Tindakan Diperlukan. Lanjutkan berita tentang upaya ConocoPhillips menekan biaya produksi gas di Blok Corridor, mulai tepat setelah kalimat terakhirnya.

Teks Bacaan.
= = = = =

Bisnis.com, PALEMBANG – ConocoPhillips Co, perusahaan migas asal Amerika Serikat, tetap berkonsentrasi menekan biaya produksi gas di Blok Corridor, Sumatra Selatan, sembari menunggu kepastian perpanjangan kontrak di wilayah kerja yang habis masa berlakunya pada 2023 itu.
“Mengenai perpanjangan, kami lagi bicara-bicara juga (dengan pemerintah). Tapi kami lagi konsentrasi ke produksi karena pihak pemerintah ingin agar produksi tidak turun drastis dan di lapangan efisien,” kata VP Relasi dan Keamanan ConocoPhillips Indonesia Joang Laksanto seusai acara buka puasa bersama media di Palembang, Senin (19/6/2017) malam.
Joang memahami keinginan Kementerian Energi dan Sumber Daya Mineral agar para kontraktor kontrak kerja sama (KKKS) menggarap lapangan migas secara lebih produktif sekaligus efisien. Dia pun mencontohkan proyek kompresi di Lapangan Sumpal, Blok Corridor, yang sudah berjalan mampu meningkatkan produksi lapangan itu sebesar 20%.

= = = = =

Data Diperiksa.
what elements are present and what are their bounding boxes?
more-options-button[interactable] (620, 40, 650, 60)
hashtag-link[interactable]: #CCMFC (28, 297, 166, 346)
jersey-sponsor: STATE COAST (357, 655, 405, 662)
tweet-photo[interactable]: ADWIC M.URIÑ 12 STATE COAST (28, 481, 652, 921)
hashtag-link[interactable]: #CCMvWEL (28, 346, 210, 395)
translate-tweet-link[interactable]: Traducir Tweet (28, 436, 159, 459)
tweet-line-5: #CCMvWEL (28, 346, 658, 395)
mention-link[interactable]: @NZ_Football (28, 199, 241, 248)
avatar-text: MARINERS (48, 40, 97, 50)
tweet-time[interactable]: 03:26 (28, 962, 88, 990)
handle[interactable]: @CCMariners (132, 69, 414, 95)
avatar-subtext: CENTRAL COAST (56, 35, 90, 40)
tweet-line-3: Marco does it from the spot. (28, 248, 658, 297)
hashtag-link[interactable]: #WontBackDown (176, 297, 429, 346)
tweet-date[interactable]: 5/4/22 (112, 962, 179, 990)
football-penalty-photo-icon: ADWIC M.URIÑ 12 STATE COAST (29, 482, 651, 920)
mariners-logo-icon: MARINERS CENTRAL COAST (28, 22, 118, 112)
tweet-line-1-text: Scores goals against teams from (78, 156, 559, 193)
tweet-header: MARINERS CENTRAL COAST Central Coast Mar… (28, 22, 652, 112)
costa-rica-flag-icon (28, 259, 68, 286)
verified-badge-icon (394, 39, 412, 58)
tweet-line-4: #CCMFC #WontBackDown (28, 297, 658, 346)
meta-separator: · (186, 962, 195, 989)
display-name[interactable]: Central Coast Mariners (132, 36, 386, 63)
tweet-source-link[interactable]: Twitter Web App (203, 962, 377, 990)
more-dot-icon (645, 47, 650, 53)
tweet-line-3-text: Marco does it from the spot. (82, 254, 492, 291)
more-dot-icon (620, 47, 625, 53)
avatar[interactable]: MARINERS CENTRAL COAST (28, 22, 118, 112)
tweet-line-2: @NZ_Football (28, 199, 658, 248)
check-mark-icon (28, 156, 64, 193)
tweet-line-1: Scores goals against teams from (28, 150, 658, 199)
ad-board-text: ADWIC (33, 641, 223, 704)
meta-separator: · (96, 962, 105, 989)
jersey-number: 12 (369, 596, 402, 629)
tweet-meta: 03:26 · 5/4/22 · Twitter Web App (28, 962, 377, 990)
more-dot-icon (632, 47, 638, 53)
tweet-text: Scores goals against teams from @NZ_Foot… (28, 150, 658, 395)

= = = = =

Jawaban Tugas.
Berdasarkan catatan Bisnis.com, pada Oktober 2016 Blok Corridor memproduksi minyak siap jual sebesar 7.263 barel per hari (bph) dan gas 809 juta standar kaki kubik per hari (MMscfd). Di blok tersebut terdapat enam lapangan gas dan tujuh lapangan minyak, tersebar di Kabupaten Musi Banyuasin, Banyuasin, dan Musi Rawas, Sumsel. Produksi gas terbesar berasal dari Lapangan Suban dan Sumpal.
ConocoPhillips melalui ConocoPhillips (Grissik) Ltd menguasai hak partisipasi (PI) sebesar 54%, sisanya digenggam oleh Repsol dan PT Pertamina (Persero) masing-masing 36% dan 10%. Operator telah mendapatkan perpanjangan kontrak tahap pertama dari pemerintah pada 2013 dan berakhir pada 2023.
GROSS SPLIT
Joang mengatakan ConocoPhillips juga mempelajari kemungkinan adopsi skema gross split untuk menggantikan cost recovery bila kelak kontrak benar-benar diperpanjang. Pasalnya, Kementerian ESDM memberikan KKKS opsi untuk memilih satu dari dua skema itu di wilayah kerja perpanjangan kontrak.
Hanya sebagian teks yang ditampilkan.